Print the data that follows exactly.

** START OF SUPPLIED MATERIAL **

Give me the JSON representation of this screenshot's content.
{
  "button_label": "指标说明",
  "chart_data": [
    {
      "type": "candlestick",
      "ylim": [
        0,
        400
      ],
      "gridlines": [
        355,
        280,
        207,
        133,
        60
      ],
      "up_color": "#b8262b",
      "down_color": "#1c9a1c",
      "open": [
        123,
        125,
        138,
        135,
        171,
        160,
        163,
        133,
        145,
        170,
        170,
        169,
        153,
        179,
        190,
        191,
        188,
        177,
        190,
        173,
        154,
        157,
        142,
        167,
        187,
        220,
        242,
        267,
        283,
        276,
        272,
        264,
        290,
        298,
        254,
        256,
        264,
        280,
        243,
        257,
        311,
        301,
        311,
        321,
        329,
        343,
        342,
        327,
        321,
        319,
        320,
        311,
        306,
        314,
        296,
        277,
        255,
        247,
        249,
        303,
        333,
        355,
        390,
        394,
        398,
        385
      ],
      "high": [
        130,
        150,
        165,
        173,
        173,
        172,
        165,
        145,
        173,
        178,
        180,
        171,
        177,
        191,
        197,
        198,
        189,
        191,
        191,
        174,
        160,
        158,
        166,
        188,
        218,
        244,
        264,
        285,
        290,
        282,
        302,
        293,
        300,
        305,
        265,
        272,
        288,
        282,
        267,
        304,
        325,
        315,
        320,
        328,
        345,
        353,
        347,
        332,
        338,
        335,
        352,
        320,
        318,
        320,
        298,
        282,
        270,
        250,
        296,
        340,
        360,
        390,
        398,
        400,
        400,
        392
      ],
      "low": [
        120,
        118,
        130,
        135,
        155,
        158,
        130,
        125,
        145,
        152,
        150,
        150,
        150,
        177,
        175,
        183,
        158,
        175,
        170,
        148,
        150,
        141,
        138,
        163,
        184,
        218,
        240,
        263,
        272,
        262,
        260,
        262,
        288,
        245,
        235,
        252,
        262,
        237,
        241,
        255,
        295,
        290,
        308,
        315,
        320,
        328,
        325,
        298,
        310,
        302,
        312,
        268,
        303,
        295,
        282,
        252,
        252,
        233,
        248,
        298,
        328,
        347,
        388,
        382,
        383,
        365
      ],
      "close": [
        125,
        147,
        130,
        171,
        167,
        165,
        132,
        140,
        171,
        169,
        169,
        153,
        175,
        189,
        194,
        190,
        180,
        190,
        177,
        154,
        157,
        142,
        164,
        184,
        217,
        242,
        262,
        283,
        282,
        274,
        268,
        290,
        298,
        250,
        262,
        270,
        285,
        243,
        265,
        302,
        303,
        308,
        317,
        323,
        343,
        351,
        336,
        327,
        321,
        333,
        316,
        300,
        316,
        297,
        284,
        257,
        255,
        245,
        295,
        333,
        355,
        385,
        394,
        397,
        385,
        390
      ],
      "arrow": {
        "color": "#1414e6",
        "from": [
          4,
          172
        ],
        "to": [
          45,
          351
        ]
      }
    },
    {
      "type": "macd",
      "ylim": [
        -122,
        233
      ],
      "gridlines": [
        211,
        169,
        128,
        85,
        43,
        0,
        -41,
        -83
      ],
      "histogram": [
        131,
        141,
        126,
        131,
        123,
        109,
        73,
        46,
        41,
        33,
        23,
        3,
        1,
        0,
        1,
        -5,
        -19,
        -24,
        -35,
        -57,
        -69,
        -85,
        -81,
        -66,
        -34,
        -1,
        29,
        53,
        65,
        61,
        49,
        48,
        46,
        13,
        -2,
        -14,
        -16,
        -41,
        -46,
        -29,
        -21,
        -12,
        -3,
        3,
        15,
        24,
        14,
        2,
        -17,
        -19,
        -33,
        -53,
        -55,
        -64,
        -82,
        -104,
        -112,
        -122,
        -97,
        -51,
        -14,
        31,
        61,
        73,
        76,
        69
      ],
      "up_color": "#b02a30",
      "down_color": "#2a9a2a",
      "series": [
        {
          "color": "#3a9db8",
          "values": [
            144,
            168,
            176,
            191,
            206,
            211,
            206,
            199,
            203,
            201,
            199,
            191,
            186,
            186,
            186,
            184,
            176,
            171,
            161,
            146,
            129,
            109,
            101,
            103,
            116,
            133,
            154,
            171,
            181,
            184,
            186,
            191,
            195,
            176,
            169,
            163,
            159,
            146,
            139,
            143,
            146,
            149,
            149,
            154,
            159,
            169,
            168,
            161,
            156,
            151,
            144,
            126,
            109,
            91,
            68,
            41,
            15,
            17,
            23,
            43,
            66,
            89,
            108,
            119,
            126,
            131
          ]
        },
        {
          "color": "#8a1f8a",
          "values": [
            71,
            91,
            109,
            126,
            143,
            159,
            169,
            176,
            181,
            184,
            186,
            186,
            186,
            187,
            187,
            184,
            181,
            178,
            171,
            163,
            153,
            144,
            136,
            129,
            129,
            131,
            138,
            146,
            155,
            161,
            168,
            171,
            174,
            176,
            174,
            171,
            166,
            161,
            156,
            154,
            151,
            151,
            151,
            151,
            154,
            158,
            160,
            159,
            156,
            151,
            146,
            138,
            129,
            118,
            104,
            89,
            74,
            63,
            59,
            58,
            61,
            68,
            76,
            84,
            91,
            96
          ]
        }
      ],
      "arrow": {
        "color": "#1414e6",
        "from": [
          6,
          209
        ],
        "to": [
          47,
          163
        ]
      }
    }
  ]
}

** END OF SUPPLIED MATERIAL **

**RESULT OF THE TASK:**
Give me the JSON representation of this screenshot's content.
{
  "button_label": "指标说明",
  "chart_data": [
    {
      "type": "candlestick",
      "ylim": [
        0,
        400
      ],
      "gridlines": [
        355,
        280,
        207,
        133,
        60
      ],
      "up_color": "#b8262b",
      "down_color": "#1c9a1c",
      "open": [
        123,
        125,
        138,
        135,
        171,
        160,
        163,
        133,
        145,
        170,
        170,
        169,
        153,
        179,
        190,
        191,
        188,
        177,
        190,
        173,
        154,
        157,
        142,
        167,
        187,
        220,
        242,
        267,
        283,
        276,
        272,
        264,
        290,
        298,
        254,
        256,
        264,
        280,
        243,
        257,
        311,
        301,
        311,
        321,
        329,
        343,
        342,
        327,
        321,
        319,
        320,
        311,
        306,
        314,
        296,
        277,
        255,
        247,
        249,
        303,
        333,
        355,
        390,
        394,
        398,
        385
      ],
      "high": [
        130,
        150,
        165,
        173,
        173,
        172,
        165,
        145,
        173,
        178,
        180,
        171,
        177,
        191,
        197,
        198,
        189,
        191,
        191,
        174,
        160,
        158,
        166,
        188,
        218,
        244,
        264,
        285,
        290,
        282,
        302,
        293,
        300,
        305,
        265,
        272,
        288,
        282,
        267,
        304,
        325,
        315,
        320,
        328,
        345,
        353,
        347,
        332,
        338,
        335,
        352,
        320,
        318,
        320,
        298,
        282,
        270,
        250,
        296,
        340,
        360,
        390,
        398,
        400,
        400,
        392
      ],
      "low": [
        120,
        118,
        130,
        135,
        155,
        158,
        130,
        125,
        145,
        152,
        150,
        150,
        150,
        177,
        175,
        183,
        158,
        175,
        170,
        148,
        150,
        141,
        138,
        163,
        184,
        218,
        240,
        263,
        272,
        262,
        260,
        262,
        288,
        245,
        235,
        252,
        262,
        237,
        241,
        255,
        295,
        290,
        308,
        315,
        320,
        328,
        325,
        298,
        310,
        302,
        312,
        268,
        303,
        295,
        282,
        252,
        252,
        233,
        248,
        298,
        328,
        347,
        388,
        382,
        383,
        365
      ],
      "close": [
        125,
        147,
        130,
        171,
        167,
        165,
        132,
        140,
        171,
        169,
        169,
        153,
        175,
        189,
        194,
        190,
        180,
        190,
        177,
        154,
        157,
        142,
        164,
        184,
        217,
        242,
        262,
        283,
        282,
        274,
        268,
        290,
        298,
        250,
        262,
        270,
        285,
        243,
        265,
        302,
        303,
        308,
        317,
        323,
        343,
        351,
        336,
        327,
        321,
        333,
        316,
        300,
        316,
        297,
        284,
        257,
        255,
        245,
        295,
        333,
        355,
        385,
        394,
        397,
        385,
        390
      ],
      "arrow": {
        "color": "#1414e6",
        "from": [
          4,
          172
        ],
        "to": [
          45,
          351
        ]
      }
    },
    {
      "type": "macd",
      "ylim": [
        -122,
        233
      ],
      "gridlines": [
        211,
        169,
        128,
        85,
        43,
        0,
        -41,
        -83
      ],
      "histogram": [
        131,
        141,
        126,
        131,
        123,
        109,
        73,
        46,
        41,
        33,
        23,
        3,
        1,
        0,
        1,
        -5,
        -19,
        -24,
        -35,
        -57,
        -69,
        -85,
        -81,
        -66,
        -34,
        -1,
        29,
        53,
        65,
        61,
        49,
        48,
        46,
        13,
        -2,
        -14,
        -16,
        -41,
        -46,
        -29,
        -21,
        -12,
        -3,
        3,
        15,
        24,
        14,
        2,
        -17,
        -19,
        -33,
        -53,
        -55,
        -64,
        -82,
        -104,
        -112,
        -122,
        -97,
        -51,
        -14,
        31,
        61,
        73,
        76,
        69
      ],
      "up_color": "#b02a30",
      "down_color": "#2a9a2a",
      "series": [
        {
          "color": "#3a9db8",
          "values": [
            144,
            168,
            176,
            191,
            206,
            211,
            206,
            199,
            203,
            201,
            199,
            191,
            186,
            186,
            186,
            184,
            176,
            171,
            161,
            146,
            129,
            109,
            101,
            103,
            116,
            133,
            154,
            171,
            181,
            184,
            186,
            191,
            195,
            176,
            169,
            163,
            159,
            146,
            139,
            143,
            146,
            149,
            149,
            154,
            159,
            169,
            168,
            161,
            156,
            151,
            144,
            126,
            109,
            91,
            68,
            41,
            15,
            17,
            23,
            43,
            66,
            89,
            108,
            119,
            126,
            131
          ]
        },
        {
          "color": "#8a1f8a",
          "values": [
            71,
            91,
            109,
            126,
            143,
            159,
            169,
            176,
            181,
            184,
            186,
            186,
            186,
            187,
            187,
            184,
            181,
            178,
            171,
            163,
            153,
            144,
            136,
            129,
            129,
            131,
            138,
            146,
            155,
            161,
            168,
            171,
            174,
            176,
            174,
            171,
            166,
            161,
            156,
            154,
            151,
            151,
            151,
            151,
            154,
            158,
            160,
            159,
            156,
            151,
            146,
            138,
            129,
            118,
            104,
            89,
            74,
            63,
            59,
            58,
            61,
            68,
            76,
            84,
            91,
            96
          ]
        }
      ],
      "arrow": {
        "color": "#1414e6",
        "from": [
          6,
          209
        ],
        "to": [
          47,
          163
        ]
      }
    }
  ]
}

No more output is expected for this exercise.